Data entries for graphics
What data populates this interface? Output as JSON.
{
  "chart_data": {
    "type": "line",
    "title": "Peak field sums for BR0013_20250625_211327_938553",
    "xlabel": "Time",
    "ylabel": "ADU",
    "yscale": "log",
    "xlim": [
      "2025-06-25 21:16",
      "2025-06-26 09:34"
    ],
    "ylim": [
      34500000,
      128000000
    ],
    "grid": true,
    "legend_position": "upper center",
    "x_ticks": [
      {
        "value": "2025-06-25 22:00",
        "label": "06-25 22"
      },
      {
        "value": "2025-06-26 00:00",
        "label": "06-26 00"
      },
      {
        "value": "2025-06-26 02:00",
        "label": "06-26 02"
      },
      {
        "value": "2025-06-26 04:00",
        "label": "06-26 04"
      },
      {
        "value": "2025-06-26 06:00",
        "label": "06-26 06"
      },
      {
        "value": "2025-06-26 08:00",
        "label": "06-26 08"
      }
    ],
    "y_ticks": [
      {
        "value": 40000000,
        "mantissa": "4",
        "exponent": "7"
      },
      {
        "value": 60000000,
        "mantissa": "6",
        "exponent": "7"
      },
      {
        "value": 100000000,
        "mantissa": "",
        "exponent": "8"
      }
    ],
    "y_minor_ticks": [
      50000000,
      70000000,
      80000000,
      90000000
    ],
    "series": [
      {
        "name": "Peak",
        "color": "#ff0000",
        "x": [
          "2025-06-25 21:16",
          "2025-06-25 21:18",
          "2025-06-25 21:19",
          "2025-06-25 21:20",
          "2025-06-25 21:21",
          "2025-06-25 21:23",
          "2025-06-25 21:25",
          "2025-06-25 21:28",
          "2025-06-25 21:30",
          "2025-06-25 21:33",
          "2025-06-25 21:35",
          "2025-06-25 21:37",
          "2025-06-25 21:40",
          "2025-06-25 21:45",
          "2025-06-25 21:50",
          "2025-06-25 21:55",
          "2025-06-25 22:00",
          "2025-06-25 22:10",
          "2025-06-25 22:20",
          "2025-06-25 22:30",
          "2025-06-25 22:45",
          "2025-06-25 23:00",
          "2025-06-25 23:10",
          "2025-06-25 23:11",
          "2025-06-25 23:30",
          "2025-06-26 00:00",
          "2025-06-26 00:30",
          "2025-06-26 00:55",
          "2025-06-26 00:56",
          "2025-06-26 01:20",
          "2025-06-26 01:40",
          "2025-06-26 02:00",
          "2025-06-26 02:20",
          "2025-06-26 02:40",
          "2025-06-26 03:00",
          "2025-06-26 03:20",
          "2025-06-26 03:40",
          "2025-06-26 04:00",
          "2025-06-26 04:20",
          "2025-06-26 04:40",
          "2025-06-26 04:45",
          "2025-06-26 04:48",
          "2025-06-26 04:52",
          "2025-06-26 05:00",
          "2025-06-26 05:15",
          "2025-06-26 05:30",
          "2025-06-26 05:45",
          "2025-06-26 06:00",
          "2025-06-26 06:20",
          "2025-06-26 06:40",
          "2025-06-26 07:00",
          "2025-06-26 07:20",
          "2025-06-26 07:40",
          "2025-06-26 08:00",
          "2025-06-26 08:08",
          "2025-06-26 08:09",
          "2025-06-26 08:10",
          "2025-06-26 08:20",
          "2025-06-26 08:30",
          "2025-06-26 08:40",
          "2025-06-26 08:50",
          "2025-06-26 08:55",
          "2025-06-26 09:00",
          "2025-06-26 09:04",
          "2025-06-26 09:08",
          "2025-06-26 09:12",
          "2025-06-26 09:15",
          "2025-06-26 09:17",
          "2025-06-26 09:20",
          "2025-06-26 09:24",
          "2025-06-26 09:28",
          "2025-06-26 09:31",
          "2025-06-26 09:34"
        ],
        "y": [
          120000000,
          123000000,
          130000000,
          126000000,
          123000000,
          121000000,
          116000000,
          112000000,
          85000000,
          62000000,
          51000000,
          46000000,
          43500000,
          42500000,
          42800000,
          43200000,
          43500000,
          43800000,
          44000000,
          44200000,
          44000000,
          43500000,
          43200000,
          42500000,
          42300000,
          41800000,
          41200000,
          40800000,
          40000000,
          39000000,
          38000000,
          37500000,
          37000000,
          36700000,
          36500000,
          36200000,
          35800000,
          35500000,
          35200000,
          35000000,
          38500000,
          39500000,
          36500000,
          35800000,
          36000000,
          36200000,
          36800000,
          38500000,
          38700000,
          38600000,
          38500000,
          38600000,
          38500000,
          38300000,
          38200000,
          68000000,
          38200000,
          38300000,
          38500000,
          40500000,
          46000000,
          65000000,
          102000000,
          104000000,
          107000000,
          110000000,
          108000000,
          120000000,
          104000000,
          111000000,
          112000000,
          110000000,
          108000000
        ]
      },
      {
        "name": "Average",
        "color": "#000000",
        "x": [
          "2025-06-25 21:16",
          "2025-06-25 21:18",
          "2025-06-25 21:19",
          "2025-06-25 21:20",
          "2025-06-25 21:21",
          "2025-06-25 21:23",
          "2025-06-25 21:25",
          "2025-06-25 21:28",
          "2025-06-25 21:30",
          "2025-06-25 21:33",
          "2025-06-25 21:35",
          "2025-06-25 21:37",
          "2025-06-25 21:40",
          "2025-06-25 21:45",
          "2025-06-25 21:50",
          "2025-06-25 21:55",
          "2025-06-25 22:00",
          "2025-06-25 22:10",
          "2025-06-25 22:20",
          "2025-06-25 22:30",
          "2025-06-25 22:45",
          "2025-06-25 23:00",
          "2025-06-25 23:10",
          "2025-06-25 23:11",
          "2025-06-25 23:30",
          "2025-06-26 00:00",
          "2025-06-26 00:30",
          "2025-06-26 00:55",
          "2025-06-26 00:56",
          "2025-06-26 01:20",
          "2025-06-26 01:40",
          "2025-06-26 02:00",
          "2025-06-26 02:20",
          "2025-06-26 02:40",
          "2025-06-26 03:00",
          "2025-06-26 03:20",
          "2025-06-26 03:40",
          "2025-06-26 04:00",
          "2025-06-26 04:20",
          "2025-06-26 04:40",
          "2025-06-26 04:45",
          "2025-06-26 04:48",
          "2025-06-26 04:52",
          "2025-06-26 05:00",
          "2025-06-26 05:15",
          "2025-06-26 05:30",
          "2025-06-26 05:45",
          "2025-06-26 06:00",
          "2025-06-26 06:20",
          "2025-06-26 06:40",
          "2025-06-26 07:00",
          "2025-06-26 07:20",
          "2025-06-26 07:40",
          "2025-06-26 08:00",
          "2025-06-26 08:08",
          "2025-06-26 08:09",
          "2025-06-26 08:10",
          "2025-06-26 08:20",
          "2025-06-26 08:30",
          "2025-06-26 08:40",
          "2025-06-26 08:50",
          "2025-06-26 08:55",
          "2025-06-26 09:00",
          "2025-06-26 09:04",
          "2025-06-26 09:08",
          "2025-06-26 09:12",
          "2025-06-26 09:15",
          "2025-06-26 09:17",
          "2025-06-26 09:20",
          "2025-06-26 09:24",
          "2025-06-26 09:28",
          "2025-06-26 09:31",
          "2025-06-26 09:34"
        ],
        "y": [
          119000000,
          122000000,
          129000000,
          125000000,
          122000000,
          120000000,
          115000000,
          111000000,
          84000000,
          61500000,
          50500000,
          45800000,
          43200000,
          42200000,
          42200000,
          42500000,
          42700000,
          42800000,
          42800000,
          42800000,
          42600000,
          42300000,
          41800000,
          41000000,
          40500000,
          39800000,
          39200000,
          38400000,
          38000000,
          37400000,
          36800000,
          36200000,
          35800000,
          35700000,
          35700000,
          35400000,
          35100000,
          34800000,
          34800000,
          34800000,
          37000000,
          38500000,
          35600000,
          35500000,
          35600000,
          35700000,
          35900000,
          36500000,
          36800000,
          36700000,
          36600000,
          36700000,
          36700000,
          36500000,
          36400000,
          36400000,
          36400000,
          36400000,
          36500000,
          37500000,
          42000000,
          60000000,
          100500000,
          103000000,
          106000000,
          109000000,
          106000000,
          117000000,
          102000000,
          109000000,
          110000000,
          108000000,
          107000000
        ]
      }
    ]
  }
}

## Your task
Which lines hold the word "value"? Copy each of them from the records.

## Response
        "value": "2025-06-25 22:00",
        "value": "2025-06-26 00:00",
        "value": "2025-06-26 02:00",
        "value": "2025-06-26 04:00",
        "value": "2025-06-26 06:00",
        "value": "2025-06-26 08:00",
        "value": 40000000,
        "value": 60000000,
        "value": 100000000,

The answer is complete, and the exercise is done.